■ Reseña
Eder. Óleo de Irene Gracia

Javier Fernández de Castro

A ninguno de sus numerosos lectores japoneses les planteaba duda alguna la calidad y las ganas de leer el último y muy esperado libro de Haruki Murakami, y si la noche antes de su salida a librerías ya se vendieron 350.000 copias, después se venderían a razón de un millón al mes, sólo en Japón. Hubo quien incluso se tomó el día libre en el trabajo para hacer cola en la librería y tener el gusto atemperar la espera departiendo tranquilamente  con otros fanáticos.
Pasado algún tiempo, quien busque por ahí opiniones sobre el libro no tardará en detectar una cierta sensación de desconcierto. A todos les ha gustado mucho y se deshacen en elogios y con razón, porque el libro más que enganchar adsorbe desde las primeras líneas y, como quien se sumerge en un túnel, se avanza casi en trance hasta el final. Y es "un murakami" de primera, con un argumento sólido y bien montado y muchos de los ingredientes marca de la casa, desde unas secuencias de sexo muy bien contadas a las habituales alusiones al "mundo de ahí fuera" y "al otro lado", aparte de los inevitables pero sugestivos sueños.
Se entiende sin embargo el desconcierto de sus incondicionales porque el libro es tan sencillo, lineal y directo que muchos de ellos se preguntan si no será que no han entendido nada, o si no se les habrán escapado las metalecturas que tanta fama le han dado a Murakami en otras novelas. El plot, como queda dicho, es muy sencillo: el chico sin color tiene 36 años y construye estaciones de ferrocarril, pero sigue siendo un solitario porque no ha superado un golpe sentimental que le puso al borde de la muerte hace dieciséis años cuando, de pronto, sus cuatro mejores amigos, con los que había llegado a formar una conciencia colectiva de cinco personas, le expulsan del grupo. Si preguntaba la razón de dicha expulsión la respuesta era siempre la misma: "Pregúntatelo a ti mismo". Ahora, y a instancias de una mujer algo mayor que él y con la que por vez primera desde entonces concibe la posibilidad de un futuro en común, el constructor de estaciones se verá obligado a revisar literalmente su pasado y descubrir cuál fue la razón que motivó su expulsión. No pienso desvelar la trama, pero sí insistir en que es sencilla, unívoca y directa.

■ Listado
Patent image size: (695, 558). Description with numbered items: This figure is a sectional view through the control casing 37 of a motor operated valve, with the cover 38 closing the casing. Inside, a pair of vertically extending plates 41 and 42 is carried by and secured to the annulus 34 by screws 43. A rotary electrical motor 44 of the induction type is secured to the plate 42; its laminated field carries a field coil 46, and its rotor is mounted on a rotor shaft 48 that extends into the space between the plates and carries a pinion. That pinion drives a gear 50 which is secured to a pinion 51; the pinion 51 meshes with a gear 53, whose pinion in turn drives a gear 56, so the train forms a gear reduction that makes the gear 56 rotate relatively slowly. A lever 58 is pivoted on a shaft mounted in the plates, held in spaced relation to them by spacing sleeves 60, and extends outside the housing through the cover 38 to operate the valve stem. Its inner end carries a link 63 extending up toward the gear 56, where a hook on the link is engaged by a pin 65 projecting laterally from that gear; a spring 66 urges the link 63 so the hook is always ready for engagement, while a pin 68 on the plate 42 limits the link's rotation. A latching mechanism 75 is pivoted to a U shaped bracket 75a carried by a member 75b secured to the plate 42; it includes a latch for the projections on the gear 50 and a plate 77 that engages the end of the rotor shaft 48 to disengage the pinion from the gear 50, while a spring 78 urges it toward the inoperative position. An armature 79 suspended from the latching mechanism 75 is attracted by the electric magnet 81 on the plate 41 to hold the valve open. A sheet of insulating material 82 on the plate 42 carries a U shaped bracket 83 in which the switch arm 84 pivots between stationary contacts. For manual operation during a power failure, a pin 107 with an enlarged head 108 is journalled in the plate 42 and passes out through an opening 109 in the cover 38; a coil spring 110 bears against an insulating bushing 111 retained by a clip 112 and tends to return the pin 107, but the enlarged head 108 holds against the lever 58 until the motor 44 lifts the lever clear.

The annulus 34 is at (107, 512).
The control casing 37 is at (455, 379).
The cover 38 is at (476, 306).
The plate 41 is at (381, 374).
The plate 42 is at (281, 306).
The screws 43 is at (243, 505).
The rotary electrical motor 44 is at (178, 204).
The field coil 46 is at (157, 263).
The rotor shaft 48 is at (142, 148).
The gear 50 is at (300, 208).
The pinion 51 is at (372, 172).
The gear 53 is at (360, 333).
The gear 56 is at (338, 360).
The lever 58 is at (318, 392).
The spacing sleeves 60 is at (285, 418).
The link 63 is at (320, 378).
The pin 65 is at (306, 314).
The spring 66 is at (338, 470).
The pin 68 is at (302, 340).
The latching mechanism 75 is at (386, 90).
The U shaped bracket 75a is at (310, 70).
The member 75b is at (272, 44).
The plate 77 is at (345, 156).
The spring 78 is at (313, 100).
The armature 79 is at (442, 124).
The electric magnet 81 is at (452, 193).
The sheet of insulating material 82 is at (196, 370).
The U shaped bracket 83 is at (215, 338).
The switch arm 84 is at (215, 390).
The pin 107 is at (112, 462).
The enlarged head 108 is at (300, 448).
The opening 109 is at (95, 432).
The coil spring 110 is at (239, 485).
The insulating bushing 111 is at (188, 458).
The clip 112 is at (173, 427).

■ Tarea asignada
Indique los distintos adjetivos que el último párrafo de la reseña aplica al libro, a su argumento o a su trama. Cite cada adjetivo una sola vez, sin importar el género. El listado no guarda relación alguna con la reseña.

■ Respuesta completa
Sencillo, lineal, directo, unívoco.